■ ENTRIES SUPPLIED

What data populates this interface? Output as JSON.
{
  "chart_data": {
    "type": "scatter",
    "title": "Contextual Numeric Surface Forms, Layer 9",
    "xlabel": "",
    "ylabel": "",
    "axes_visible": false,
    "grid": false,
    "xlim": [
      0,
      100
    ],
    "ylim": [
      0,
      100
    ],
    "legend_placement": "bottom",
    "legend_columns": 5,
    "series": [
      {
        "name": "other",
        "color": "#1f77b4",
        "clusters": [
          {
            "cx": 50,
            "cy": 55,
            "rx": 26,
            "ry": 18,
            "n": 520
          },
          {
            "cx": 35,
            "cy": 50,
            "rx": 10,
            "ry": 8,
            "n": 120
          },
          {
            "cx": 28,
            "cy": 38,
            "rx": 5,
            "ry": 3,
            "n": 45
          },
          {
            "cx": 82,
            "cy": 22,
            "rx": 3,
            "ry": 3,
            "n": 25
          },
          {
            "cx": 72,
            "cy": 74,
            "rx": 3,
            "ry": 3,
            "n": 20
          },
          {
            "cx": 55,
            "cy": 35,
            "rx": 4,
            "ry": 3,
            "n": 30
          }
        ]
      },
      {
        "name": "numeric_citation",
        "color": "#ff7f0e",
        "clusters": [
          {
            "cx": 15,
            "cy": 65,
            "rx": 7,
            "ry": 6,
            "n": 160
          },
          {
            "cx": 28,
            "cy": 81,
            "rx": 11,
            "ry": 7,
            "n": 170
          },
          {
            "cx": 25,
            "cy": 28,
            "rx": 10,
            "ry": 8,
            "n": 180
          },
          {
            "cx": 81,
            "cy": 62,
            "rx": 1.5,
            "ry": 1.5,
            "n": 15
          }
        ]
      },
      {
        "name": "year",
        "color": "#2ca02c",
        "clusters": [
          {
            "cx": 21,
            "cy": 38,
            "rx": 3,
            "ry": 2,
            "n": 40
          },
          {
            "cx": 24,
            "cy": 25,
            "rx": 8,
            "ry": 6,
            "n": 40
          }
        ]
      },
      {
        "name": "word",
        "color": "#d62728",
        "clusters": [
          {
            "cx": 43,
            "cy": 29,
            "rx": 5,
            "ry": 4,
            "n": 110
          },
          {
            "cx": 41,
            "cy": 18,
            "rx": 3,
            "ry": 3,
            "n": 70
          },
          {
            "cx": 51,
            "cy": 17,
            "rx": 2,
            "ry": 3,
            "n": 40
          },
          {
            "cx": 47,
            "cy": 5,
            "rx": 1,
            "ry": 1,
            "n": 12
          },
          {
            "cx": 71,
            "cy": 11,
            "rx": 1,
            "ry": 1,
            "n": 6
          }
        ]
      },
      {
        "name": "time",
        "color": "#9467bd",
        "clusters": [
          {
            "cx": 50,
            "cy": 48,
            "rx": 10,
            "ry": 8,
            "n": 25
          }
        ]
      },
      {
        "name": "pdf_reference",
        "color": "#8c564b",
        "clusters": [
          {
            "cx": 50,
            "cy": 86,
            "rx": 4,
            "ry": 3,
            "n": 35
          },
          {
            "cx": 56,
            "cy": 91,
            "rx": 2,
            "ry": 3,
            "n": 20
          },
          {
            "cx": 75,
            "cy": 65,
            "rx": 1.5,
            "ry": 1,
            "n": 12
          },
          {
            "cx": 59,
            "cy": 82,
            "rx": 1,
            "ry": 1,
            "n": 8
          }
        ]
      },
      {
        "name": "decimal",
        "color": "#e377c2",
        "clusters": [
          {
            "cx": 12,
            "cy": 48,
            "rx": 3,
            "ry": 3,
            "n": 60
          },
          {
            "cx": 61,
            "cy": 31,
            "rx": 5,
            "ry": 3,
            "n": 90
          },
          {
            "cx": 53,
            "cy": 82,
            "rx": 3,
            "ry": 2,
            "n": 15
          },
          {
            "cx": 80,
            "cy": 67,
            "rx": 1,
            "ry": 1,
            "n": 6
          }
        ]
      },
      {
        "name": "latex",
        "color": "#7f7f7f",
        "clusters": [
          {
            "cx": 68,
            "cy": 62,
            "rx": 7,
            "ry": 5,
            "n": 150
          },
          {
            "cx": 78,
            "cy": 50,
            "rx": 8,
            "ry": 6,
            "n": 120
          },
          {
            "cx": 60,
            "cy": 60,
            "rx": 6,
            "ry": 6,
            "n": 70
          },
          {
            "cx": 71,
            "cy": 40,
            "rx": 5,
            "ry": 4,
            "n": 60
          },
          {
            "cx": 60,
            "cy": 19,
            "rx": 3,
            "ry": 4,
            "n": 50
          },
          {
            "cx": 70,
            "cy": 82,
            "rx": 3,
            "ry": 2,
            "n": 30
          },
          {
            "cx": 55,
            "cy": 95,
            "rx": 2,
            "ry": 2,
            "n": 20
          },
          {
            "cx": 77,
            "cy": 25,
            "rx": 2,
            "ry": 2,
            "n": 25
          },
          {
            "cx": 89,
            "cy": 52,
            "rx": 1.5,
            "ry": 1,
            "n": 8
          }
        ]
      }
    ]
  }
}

■ WHAT IS EXPECTED
Say how many lines contain "name", and give nothing but that number.

■ FINISHED TASK
8